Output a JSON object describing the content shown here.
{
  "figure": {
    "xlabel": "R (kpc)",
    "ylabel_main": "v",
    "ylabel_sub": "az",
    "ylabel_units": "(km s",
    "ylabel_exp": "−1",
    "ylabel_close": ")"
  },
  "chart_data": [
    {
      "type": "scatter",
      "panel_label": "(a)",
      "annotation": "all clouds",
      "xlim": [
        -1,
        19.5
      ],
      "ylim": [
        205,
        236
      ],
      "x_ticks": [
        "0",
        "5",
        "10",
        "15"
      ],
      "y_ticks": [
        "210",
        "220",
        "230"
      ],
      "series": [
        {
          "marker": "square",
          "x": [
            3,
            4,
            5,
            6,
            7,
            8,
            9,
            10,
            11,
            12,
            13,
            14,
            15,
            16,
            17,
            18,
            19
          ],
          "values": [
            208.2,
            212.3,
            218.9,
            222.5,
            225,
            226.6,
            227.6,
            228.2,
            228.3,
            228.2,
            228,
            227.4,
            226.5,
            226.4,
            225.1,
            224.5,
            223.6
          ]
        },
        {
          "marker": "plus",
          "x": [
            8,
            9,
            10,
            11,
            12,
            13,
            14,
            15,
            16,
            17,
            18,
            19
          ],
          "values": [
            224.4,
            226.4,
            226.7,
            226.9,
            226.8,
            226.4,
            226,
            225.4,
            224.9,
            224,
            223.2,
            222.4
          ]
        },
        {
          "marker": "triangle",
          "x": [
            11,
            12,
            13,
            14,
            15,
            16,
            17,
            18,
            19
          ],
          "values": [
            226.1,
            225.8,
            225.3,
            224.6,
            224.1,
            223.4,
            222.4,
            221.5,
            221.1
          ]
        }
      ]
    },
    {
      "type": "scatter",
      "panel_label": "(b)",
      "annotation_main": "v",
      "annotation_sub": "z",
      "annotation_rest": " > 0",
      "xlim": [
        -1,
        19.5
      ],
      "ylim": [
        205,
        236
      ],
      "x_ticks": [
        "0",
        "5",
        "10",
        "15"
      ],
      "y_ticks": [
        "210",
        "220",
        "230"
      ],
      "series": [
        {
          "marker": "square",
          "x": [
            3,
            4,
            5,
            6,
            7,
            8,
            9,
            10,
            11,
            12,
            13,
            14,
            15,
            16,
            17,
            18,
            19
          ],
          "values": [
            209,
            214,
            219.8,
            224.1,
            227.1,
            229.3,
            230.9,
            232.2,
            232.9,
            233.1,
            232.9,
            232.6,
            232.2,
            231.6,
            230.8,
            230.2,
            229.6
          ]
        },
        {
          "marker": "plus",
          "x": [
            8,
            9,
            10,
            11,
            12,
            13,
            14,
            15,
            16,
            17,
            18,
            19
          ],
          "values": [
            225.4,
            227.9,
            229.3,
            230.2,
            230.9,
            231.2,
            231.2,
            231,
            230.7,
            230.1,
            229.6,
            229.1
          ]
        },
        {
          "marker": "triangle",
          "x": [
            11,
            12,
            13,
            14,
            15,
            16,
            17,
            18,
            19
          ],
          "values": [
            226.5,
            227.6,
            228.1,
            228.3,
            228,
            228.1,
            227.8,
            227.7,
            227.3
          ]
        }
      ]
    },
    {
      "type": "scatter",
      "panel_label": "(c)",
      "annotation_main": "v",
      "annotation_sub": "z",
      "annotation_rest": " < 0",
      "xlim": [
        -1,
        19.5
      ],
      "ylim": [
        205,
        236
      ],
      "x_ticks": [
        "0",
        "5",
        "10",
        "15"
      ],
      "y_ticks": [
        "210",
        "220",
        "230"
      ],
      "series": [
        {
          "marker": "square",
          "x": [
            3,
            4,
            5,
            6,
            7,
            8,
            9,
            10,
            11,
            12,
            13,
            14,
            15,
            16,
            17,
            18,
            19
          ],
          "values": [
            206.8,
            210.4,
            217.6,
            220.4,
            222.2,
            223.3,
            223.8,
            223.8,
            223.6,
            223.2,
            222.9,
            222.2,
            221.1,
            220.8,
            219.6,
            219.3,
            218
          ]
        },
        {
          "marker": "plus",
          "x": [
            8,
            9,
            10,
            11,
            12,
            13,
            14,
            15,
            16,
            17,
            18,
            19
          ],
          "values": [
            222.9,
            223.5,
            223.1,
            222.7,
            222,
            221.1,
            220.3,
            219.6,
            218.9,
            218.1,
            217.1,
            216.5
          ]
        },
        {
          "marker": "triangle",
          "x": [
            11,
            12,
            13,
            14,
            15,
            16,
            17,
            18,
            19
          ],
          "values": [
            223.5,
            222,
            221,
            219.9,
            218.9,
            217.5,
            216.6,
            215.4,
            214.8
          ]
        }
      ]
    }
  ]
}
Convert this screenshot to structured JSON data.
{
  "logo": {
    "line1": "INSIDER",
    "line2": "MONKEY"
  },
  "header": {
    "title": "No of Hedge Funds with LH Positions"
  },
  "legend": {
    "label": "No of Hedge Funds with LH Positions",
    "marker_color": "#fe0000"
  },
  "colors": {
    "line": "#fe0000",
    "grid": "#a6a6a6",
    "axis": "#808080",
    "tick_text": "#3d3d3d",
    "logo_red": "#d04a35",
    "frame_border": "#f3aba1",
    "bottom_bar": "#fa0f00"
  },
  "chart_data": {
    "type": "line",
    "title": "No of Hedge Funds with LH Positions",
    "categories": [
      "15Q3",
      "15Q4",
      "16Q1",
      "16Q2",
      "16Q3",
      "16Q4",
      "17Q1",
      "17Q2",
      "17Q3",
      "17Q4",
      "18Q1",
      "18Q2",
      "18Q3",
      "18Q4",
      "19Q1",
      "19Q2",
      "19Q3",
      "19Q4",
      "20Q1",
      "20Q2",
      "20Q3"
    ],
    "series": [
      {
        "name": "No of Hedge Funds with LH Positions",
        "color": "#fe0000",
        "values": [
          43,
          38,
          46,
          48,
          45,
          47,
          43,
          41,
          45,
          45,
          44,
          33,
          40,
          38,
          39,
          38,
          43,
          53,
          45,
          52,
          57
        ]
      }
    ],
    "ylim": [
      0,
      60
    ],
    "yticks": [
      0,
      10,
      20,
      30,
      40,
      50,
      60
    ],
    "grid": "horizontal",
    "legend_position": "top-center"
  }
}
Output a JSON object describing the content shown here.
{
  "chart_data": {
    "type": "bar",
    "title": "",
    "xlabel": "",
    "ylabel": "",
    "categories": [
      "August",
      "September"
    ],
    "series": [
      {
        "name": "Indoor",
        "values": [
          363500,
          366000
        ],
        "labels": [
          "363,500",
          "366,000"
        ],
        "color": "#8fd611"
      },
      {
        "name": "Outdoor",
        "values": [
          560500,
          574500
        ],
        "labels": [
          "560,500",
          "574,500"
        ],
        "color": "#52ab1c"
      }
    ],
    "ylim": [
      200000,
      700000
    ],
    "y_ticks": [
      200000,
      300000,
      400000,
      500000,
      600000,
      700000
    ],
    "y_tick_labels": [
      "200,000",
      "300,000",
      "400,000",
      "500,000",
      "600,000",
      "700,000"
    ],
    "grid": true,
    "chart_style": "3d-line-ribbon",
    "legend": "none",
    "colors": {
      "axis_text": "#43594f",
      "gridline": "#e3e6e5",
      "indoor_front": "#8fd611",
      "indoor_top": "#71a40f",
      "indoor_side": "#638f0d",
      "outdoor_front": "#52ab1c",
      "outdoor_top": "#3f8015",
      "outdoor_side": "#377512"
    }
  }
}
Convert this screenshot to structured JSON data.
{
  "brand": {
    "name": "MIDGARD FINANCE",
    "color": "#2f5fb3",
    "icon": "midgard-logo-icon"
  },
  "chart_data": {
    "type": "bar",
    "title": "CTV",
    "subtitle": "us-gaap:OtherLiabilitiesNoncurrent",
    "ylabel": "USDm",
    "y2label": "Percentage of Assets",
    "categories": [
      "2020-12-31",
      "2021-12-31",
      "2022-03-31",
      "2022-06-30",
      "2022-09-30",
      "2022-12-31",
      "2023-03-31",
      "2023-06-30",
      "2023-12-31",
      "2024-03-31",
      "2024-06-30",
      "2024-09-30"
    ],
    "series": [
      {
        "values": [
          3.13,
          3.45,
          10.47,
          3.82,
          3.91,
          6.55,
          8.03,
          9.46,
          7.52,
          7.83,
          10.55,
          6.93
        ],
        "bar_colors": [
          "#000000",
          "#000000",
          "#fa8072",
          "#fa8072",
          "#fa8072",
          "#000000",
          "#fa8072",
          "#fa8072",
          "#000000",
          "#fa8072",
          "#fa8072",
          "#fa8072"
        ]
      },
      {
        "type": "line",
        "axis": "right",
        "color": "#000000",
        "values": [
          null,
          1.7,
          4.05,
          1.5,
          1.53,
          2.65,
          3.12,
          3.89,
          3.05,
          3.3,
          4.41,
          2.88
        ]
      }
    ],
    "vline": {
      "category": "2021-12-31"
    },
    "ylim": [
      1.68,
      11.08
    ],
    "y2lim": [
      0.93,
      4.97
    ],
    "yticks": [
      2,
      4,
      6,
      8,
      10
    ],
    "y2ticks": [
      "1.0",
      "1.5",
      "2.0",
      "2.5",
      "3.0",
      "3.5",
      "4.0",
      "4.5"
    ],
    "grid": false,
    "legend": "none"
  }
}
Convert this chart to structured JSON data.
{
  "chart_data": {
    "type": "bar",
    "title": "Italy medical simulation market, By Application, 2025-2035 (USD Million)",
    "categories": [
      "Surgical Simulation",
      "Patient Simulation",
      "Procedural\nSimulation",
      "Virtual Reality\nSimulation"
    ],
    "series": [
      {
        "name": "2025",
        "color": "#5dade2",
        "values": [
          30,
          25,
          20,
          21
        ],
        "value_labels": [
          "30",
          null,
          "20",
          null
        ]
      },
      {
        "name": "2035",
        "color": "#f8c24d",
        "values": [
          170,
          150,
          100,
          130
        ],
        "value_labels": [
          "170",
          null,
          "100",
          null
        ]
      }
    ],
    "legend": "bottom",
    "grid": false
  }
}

---------------

WHAT IS REQUIRED: Gather from the data above every line with the string "name".

PROBLEM SOLUTION:
        "name": "No of Hedge Funds with LH Positions",
        "name": "Indoor",
        "name": "Outdoor",
    "name": "MIDGARD FINANCE",
        "name": "2025",
        "name": "2035",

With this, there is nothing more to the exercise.